The task. Lines containing the string "right" are to be collected in full.

The data.
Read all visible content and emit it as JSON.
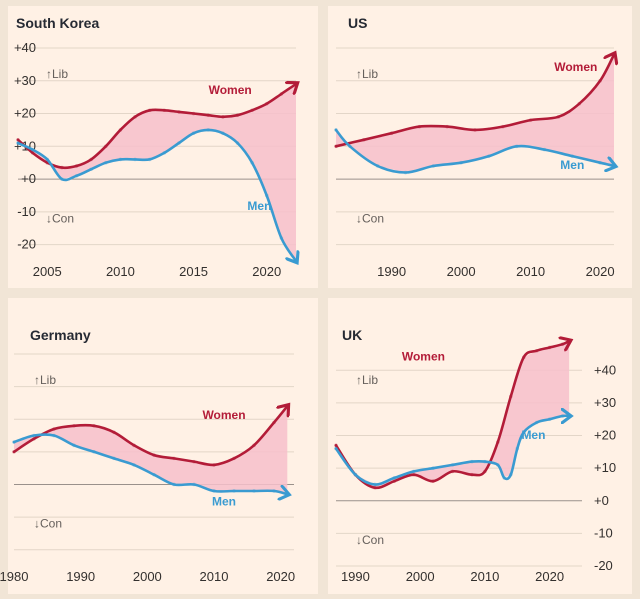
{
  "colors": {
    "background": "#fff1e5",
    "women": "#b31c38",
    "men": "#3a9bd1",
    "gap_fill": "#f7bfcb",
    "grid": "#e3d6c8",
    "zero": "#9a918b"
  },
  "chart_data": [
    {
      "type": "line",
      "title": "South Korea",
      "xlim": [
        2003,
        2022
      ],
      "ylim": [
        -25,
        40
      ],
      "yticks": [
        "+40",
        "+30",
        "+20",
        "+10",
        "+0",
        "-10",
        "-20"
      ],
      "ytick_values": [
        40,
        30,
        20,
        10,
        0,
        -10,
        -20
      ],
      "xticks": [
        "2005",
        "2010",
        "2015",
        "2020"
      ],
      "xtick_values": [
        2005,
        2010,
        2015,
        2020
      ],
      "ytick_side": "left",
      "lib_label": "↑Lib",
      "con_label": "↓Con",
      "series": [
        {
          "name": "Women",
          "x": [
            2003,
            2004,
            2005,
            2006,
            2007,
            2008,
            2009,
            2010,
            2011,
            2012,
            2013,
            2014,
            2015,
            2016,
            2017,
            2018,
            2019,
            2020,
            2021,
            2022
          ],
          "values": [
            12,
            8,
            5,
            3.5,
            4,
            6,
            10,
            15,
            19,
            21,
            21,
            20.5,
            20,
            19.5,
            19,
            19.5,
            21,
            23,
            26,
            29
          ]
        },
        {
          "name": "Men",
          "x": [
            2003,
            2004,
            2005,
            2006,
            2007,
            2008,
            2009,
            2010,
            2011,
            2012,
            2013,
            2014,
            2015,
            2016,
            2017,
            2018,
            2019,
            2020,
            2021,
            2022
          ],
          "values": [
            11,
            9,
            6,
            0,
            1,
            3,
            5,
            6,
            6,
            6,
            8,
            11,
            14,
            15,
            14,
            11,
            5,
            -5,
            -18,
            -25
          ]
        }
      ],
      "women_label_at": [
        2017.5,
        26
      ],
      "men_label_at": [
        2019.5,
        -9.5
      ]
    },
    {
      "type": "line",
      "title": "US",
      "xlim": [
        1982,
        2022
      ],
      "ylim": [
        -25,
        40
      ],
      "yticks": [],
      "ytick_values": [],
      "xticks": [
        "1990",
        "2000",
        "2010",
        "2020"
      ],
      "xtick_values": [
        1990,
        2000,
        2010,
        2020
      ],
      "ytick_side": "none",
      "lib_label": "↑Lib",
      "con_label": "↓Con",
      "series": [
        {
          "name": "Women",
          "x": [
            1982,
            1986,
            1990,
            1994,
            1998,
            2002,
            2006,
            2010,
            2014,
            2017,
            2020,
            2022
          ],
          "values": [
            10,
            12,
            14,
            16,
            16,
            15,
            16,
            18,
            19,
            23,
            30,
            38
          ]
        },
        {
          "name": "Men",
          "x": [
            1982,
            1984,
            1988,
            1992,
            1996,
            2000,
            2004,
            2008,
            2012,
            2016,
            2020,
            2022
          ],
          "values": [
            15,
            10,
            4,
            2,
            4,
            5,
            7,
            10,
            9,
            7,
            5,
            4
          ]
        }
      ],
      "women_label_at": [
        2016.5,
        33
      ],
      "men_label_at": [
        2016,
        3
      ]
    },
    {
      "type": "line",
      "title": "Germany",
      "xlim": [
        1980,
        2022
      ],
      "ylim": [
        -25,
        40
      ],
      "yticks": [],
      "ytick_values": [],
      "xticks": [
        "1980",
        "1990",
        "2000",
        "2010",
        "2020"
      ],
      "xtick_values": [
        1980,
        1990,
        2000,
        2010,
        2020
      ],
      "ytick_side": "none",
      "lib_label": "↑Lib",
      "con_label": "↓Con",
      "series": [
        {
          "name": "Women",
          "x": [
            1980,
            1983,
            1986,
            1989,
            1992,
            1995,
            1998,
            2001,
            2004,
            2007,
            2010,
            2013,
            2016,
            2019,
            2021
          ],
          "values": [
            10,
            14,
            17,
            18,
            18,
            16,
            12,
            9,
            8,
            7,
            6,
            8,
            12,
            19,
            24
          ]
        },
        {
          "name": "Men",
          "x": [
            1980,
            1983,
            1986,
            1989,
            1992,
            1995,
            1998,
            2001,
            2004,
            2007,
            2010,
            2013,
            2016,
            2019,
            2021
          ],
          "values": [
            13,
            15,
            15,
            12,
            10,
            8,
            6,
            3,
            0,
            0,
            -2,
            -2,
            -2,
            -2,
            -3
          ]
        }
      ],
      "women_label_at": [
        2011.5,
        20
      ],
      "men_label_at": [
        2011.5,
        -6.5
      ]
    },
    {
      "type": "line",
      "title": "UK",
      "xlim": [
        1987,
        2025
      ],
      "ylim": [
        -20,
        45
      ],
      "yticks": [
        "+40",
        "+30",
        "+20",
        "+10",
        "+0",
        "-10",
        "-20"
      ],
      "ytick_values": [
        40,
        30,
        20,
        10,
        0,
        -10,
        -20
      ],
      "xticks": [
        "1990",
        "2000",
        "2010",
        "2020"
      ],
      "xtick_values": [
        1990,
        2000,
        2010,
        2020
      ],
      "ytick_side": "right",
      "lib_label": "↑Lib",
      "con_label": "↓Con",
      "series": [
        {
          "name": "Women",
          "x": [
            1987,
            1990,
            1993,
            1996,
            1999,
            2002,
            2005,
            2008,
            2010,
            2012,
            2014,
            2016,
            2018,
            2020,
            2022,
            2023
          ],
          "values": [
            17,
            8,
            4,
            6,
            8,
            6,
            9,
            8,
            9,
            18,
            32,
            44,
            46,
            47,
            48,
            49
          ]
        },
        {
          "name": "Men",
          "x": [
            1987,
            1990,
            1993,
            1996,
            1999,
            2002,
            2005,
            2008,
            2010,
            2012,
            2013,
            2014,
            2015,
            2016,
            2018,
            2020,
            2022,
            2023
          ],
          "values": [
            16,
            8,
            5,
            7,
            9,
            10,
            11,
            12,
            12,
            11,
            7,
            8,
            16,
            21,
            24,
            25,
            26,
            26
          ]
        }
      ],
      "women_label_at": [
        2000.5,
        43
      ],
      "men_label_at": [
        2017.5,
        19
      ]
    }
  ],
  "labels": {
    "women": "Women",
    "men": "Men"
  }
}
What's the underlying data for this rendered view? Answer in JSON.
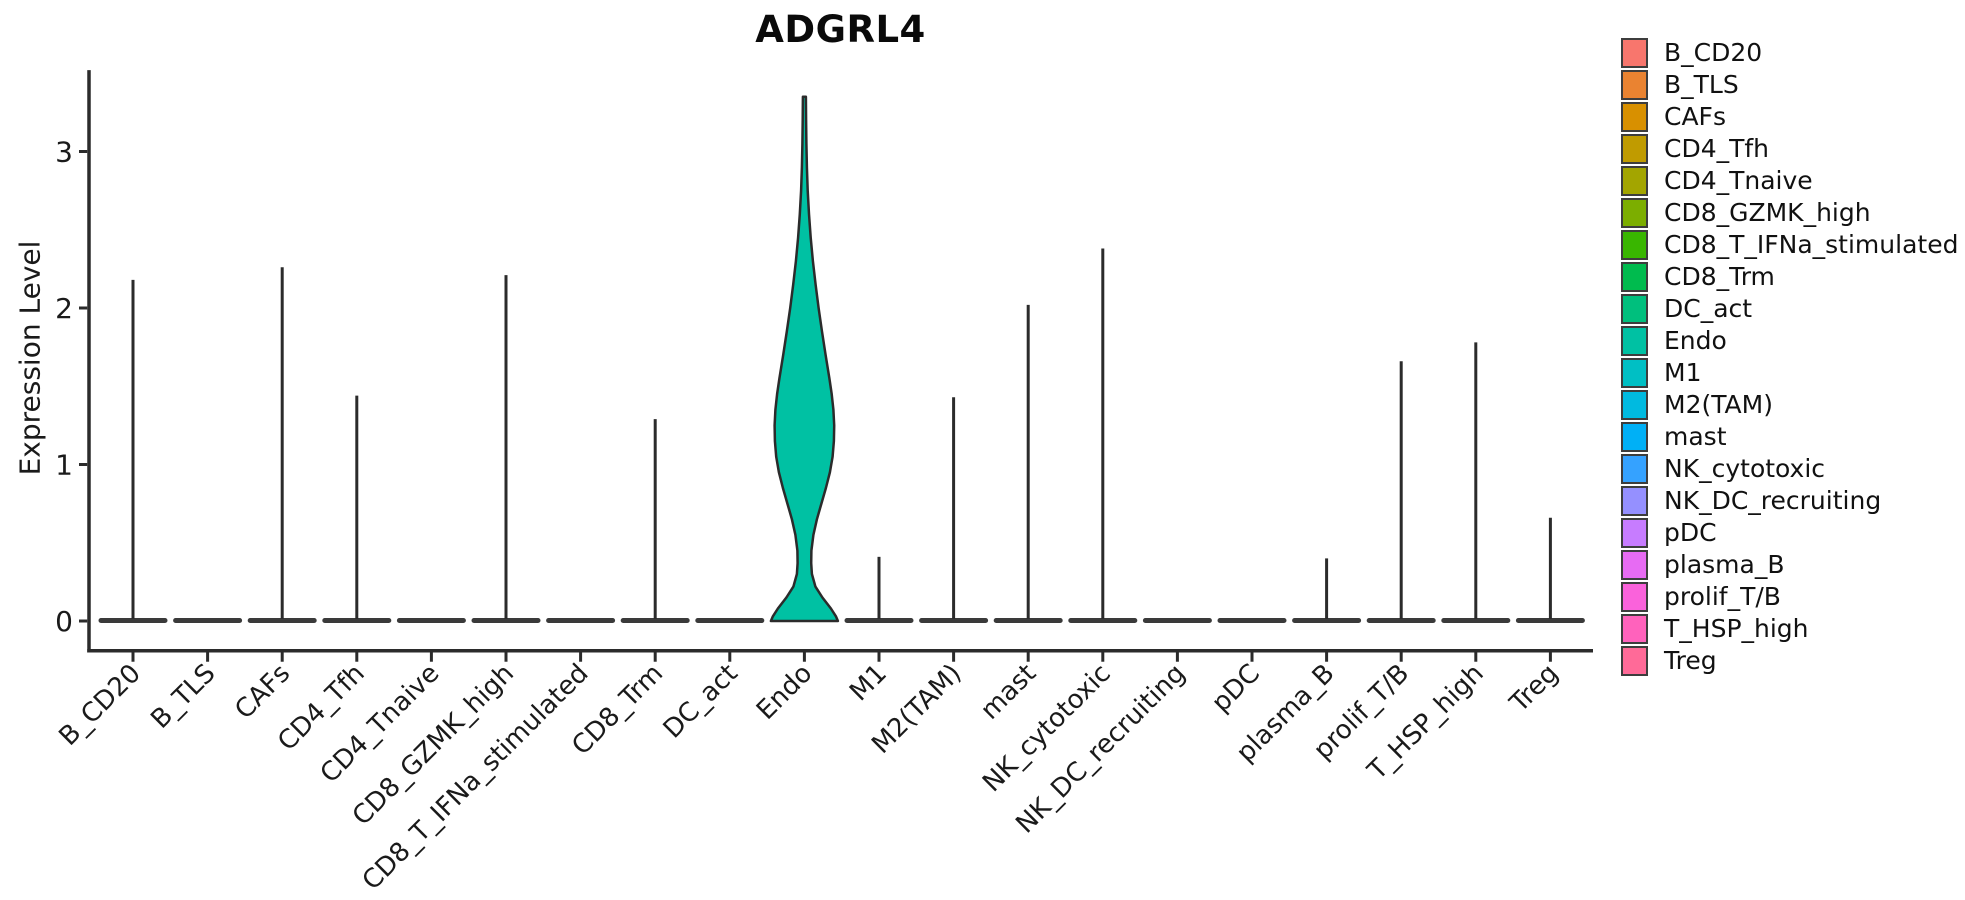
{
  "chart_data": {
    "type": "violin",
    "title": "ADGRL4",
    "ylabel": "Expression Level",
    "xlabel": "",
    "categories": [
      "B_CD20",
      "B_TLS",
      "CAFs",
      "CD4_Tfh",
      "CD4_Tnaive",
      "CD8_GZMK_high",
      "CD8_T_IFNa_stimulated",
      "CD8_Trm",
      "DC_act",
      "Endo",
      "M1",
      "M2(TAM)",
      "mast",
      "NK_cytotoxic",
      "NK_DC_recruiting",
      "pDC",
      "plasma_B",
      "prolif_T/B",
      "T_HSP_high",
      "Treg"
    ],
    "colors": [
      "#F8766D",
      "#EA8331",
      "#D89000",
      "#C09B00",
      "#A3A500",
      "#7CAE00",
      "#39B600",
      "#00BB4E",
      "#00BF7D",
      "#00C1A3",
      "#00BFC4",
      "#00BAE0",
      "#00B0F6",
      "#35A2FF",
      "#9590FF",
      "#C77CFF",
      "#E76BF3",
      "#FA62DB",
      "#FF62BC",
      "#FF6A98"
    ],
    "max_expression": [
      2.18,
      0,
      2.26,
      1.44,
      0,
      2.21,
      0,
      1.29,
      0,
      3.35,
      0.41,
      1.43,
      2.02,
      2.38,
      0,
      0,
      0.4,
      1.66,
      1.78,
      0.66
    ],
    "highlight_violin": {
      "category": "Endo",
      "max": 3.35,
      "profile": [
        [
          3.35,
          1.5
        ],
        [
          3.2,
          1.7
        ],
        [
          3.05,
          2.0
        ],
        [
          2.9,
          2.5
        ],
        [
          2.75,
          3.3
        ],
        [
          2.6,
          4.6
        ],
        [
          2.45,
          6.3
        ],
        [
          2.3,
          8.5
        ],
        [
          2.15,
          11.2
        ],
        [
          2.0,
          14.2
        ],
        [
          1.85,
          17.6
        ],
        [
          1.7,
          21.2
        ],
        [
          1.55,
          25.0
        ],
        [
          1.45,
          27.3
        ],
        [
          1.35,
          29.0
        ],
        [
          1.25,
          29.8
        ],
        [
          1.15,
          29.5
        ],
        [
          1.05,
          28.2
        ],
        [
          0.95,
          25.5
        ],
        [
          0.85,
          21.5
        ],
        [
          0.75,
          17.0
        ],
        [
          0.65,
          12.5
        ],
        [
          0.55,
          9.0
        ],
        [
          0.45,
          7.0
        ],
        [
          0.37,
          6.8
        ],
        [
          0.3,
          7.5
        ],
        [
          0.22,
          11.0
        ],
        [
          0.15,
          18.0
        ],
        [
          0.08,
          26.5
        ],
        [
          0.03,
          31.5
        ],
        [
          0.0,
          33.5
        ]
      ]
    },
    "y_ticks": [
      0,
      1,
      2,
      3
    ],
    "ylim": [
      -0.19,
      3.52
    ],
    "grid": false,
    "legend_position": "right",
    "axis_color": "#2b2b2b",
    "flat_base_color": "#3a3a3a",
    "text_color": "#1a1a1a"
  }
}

Output for this exercise.
      "ytick_side": "right",
    "legend_position": "right",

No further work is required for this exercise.